- Task instructions
Transcribe all the records with complete accuracy.

(Data items)
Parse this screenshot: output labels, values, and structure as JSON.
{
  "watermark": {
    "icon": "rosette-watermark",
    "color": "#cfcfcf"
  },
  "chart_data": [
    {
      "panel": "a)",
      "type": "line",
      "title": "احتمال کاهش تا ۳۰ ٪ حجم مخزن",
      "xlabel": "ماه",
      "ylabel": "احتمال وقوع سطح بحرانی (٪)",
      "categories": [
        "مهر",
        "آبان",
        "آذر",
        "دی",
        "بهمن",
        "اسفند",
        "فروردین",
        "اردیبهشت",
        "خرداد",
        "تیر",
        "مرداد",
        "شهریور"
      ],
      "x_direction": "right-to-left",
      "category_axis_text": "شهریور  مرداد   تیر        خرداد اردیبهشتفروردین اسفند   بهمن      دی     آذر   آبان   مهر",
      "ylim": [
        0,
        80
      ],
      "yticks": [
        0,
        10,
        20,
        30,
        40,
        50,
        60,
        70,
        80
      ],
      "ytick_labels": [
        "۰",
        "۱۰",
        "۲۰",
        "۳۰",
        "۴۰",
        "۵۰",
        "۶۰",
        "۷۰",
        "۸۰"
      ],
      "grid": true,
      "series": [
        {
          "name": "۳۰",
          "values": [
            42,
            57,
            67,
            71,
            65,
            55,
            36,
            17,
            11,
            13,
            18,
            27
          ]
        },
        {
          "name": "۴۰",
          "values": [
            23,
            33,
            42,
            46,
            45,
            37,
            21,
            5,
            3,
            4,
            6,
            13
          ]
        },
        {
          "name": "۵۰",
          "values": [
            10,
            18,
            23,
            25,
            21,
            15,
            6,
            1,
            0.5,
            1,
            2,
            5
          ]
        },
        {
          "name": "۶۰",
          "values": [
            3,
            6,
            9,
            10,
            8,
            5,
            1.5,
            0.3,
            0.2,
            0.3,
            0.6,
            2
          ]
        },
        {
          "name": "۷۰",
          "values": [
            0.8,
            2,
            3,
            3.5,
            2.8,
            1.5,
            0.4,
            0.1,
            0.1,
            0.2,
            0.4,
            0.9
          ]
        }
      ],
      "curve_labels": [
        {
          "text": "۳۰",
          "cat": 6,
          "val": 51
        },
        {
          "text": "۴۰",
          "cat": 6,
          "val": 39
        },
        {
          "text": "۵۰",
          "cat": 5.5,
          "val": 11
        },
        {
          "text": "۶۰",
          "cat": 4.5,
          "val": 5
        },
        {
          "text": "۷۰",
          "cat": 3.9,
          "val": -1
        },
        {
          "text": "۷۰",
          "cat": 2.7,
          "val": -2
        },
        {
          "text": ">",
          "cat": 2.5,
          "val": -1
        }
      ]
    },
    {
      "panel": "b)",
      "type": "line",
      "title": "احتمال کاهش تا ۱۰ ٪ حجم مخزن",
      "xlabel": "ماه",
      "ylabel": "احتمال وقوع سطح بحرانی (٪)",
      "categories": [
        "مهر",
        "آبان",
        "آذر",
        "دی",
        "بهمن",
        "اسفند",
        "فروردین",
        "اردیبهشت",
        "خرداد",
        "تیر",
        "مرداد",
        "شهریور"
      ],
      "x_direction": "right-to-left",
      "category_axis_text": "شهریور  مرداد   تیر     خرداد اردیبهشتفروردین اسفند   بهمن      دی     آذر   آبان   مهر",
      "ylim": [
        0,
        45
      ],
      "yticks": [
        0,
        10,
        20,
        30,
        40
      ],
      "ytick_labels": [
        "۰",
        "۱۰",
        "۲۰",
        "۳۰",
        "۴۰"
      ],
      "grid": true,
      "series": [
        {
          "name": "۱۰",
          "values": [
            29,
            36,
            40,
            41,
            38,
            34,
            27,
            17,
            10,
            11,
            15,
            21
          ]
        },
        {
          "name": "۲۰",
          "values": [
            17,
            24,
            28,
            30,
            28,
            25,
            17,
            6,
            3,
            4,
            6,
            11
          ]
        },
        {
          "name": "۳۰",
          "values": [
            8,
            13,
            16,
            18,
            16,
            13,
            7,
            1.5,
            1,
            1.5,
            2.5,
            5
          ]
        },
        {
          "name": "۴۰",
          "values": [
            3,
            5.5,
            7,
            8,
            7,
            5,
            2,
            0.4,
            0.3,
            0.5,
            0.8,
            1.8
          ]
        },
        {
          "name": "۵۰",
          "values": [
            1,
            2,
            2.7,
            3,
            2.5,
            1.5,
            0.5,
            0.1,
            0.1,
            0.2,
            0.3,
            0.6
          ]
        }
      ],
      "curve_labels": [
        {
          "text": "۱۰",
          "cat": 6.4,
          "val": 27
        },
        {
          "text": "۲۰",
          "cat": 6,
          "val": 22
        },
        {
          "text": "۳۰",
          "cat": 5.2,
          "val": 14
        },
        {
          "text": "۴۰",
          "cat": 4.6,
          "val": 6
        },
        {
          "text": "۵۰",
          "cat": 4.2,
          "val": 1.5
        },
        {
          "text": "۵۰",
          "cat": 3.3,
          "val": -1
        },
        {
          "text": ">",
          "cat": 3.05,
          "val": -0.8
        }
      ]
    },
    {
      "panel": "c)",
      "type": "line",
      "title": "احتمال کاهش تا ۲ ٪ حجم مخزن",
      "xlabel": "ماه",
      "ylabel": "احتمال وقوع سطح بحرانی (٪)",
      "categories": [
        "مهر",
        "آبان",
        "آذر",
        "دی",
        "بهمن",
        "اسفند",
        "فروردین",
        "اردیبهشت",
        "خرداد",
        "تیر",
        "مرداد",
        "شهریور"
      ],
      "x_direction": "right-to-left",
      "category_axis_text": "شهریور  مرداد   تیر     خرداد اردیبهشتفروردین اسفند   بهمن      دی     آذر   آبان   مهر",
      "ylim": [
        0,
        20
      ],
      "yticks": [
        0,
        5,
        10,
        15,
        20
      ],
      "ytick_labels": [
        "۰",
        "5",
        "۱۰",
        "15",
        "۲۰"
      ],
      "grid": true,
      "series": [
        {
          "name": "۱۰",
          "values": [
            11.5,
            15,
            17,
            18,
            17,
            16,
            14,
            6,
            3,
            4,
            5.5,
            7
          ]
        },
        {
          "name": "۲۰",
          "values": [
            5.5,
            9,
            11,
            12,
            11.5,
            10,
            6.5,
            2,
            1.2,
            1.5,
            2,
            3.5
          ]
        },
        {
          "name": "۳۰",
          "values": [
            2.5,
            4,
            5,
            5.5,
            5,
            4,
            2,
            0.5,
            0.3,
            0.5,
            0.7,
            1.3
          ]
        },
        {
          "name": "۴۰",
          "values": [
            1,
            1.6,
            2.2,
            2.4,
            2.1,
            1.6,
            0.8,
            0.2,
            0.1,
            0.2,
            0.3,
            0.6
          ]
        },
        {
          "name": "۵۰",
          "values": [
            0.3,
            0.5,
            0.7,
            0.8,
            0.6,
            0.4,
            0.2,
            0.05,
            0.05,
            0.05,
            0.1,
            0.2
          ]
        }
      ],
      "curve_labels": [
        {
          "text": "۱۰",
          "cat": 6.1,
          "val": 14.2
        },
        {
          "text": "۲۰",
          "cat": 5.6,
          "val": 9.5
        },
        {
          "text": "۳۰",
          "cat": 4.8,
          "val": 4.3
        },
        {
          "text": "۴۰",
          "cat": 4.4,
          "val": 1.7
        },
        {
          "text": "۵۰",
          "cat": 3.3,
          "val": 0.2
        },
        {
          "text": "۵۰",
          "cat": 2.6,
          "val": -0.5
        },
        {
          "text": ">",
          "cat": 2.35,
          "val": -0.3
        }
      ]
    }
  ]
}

- Right answer
Parse this screenshot: output labels, values, and structure as JSON.
{
  "watermark": {
    "icon": "rosette-watermark",
    "color": "#cfcfcf"
  },
  "chart_data": [
    {
      "panel": "a)",
      "type": "line",
      "title": "احتمال کاهش تا ۳۰ ٪ حجم مخزن",
      "xlabel": "ماه",
      "ylabel": "احتمال وقوع سطح بحرانی (٪)",
      "categories": [
        "مهر",
        "آبان",
        "آذر",
        "دی",
        "بهمن",
        "اسفند",
        "فروردین",
        "اردیبهشت",
        "خرداد",
        "تیر",
        "مرداد",
        "شهریور"
      ],
      "x_direction": "right-to-left",
      "category_axis_text": "شهریور  مرداد   تیر        خرداد اردیبهشتفروردین اسفند   بهمن      دی     آذر   آبان   مهر",
      "ylim": [
        0,
        80
      ],
      "yticks": [
        0,
        10,
        20,
        30,
        40,
        50,
        60,
        70,
        80
      ],
      "ytick_labels": [
        "۰",
        "۱۰",
        "۲۰",
        "۳۰",
        "۴۰",
        "۵۰",
        "۶۰",
        "۷۰",
        "۸۰"
      ],
      "grid": true,
      "series": [
        {
          "name": "۳۰",
          "values": [
            42,
            57,
            67,
            71,
            65,
            55,
            36,
            17,
            11,
            13,
            18,
            27
          ]
        },
        {
          "name": "۴۰",
          "values": [
            23,
            33,
            42,
            46,
            45,
            37,
            21,
            5,
            3,
            4,
            6,
            13
          ]
        },
        {
          "name": "۵۰",
          "values": [
            10,
            18,
            23,
            25,
            21,
            15,
            6,
            1,
            0.5,
            1,
            2,
            5
          ]
        },
        {
          "name": "۶۰",
          "values": [
            3,
            6,
            9,
            10,
            8,
            5,
            1.5,
            0.3,
            0.2,
            0.3,
            0.6,
            2
          ]
        },
        {
          "name": "۷۰",
          "values": [
            0.8,
            2,
            3,
            3.5,
            2.8,
            1.5,
            0.4,
            0.1,
            0.1,
            0.2,
            0.4,
            0.9
          ]
        }
      ],
      "curve_labels": [
        {
          "text": "۳۰",
          "cat": 6,
          "val": 51
        },
        {
          "text": "۴۰",
          "cat": 6,
          "val": 39
        },
        {
          "text": "۵۰",
          "cat": 5.5,
          "val": 11
        },
        {
          "text": "۶۰",
          "cat": 4.5,
          "val": 5
        },
        {
          "text": "۷۰",
          "cat": 3.9,
          "val": -1
        },
        {
          "text": "۷۰",
          "cat": 2.7,
          "val": -2
        },
        {
          "text": ">",
          "cat": 2.5,
          "val": -1
        }
      ]
    },
    {
      "panel": "b)",
      "type": "line",
      "title": "احتمال کاهش تا ۱۰ ٪ حجم مخزن",
      "xlabel": "ماه",
      "ylabel": "احتمال وقوع سطح بحرانی (٪)",
      "categories": [
        "مهر",
        "آبان",
        "آذر",
        "دی",
        "بهمن",
        "اسفند",
        "فروردین",
        "اردیبهشت",
        "خرداد",
        "تیر",
        "مرداد",
        "شهریور"
      ],
      "x_direction": "right-to-left",
      "category_axis_text": "شهریور  مرداد   تیر     خرداد اردیبهشتفروردین اسفند   بهمن      دی     آذر   آبان   مهر",
      "ylim": [
        0,
        45
      ],
      "yticks": [
        0,
        10,
        20,
        30,
        40
      ],
      "ytick_labels": [
        "۰",
        "۱۰",
        "۲۰",
        "۳۰",
        "۴۰"
      ],
      "grid": true,
      "series": [
        {
          "name": "۱۰",
          "values": [
            29,
            36,
            40,
            41,
            38,
            34,
            27,
            17,
            10,
            11,
            15,
            21
          ]
        },
        {
          "name": "۲۰",
          "values": [
            17,
            24,
            28,
            30,
            28,
            25,
            17,
            6,
            3,
            4,
            6,
            11
          ]
        },
        {
          "name": "۳۰",
          "values": [
            8,
            13,
            16,
            18,
            16,
            13,
            7,
            1.5,
            1,
            1.5,
            2.5,
            5
          ]
        },
        {
          "name": "۴۰",
          "values": [
            3,
            5.5,
            7,
            8,
            7,
            5,
            2,
            0.4,
            0.3,
            0.5,
            0.8,
            1.8
          ]
        },
        {
          "name": "۵۰",
          "values": [
            1,
            2,
            2.7,
            3,
            2.5,
            1.5,
            0.5,
            0.1,
            0.1,
            0.2,
            0.3,
            0.6
          ]
        }
      ],
      "curve_labels": [
        {
          "text": "۱۰",
          "cat": 6.4,
          "val": 27
        },
        {
          "text": "۲۰",
          "cat": 6,
          "val": 22
        },
        {
          "text": "۳۰",
          "cat": 5.2,
          "val": 14
        },
        {
          "text": "۴۰",
          "cat": 4.6,
          "val": 6
        },
        {
          "text": "۵۰",
          "cat": 4.2,
          "val": 1.5
        },
        {
          "text": "۵۰",
          "cat": 3.3,
          "val": -1
        },
        {
          "text": ">",
          "cat": 3.05,
          "val": -0.8
        }
      ]
    },
    {
      "panel": "c)",
      "type": "line",
      "title": "احتمال کاهش تا ۲ ٪ حجم مخزن",
      "xlabel": "ماه",
      "ylabel": "احتمال وقوع سطح بحرانی (٪)",
      "categories": [
        "مهر",
        "آبان",
        "آذر",
        "دی",
        "بهمن",
        "اسفند",
        "فروردین",
        "اردیبهشت",
        "خرداد",
        "تیر",
        "مرداد",
        "شهریور"
      ],
      "x_direction": "right-to-left",
      "category_axis_text": "شهریور  مرداد   تیر     خرداد اردیبهشتفروردین اسفند   بهمن      دی     آذر   آبان   مهر",
      "ylim": [
        0,
        20
      ],
      "yticks": [
        0,
        5,
        10,
        15,
        20
      ],
      "ytick_labels": [
        "۰",
        "5",
        "۱۰",
        "15",
        "۲۰"
      ],
      "grid": true,
      "series": [
        {
          "name": "۱۰",
          "values": [
            11.5,
            15,
            17,
            18,
            17,
            16,
            14,
            6,
            3,
            4,
            5.5,
            7
          ]
        },
        {
          "name": "۲۰",
          "values": [
            5.5,
            9,
            11,
            12,
            11.5,
            10,
            6.5,
            2,
            1.2,
            1.5,
            2,
            3.5
          ]
        },
        {
          "name": "۳۰",
          "values": [
            2.5,
            4,
            5,
            5.5,
            5,
            4,
            2,
            0.5,
            0.3,
            0.5,
            0.7,
            1.3
          ]
        },
        {
          "name": "۴۰",
          "values": [
            1,
            1.6,
            2.2,
            2.4,
            2.1,
            1.6,
            0.8,
            0.2,
            0.1,
            0.2,
            0.3,
            0.6
          ]
        },
        {
          "name": "۵۰",
          "values": [
            0.3,
            0.5,
            0.7,
            0.8,
            0.6,
            0.4,
            0.2,
            0.05,
            0.05,
            0.05,
            0.1,
            0.2
          ]
        }
      ],
      "curve_labels": [
        {
          "text": "۱۰",
          "cat": 6.1,
          "val": 14.2
        },
        {
          "text": "۲۰",
          "cat": 5.6,
          "val": 9.5
        },
        {
          "text": "۳۰",
          "cat": 4.8,
          "val": 4.3
        },
        {
          "text": "۴۰",
          "cat": 4.4,
          "val": 1.7
        },
        {
          "text": "۵۰",
          "cat": 3.3,
          "val": 0.2
        },
        {
          "text": "۵۰",
          "cat": 2.6,
          "val": -0.5
        },
        {
          "text": ">",
          "cat": 2.35,
          "val": -0.3
        }
      ]
    }
  ]
}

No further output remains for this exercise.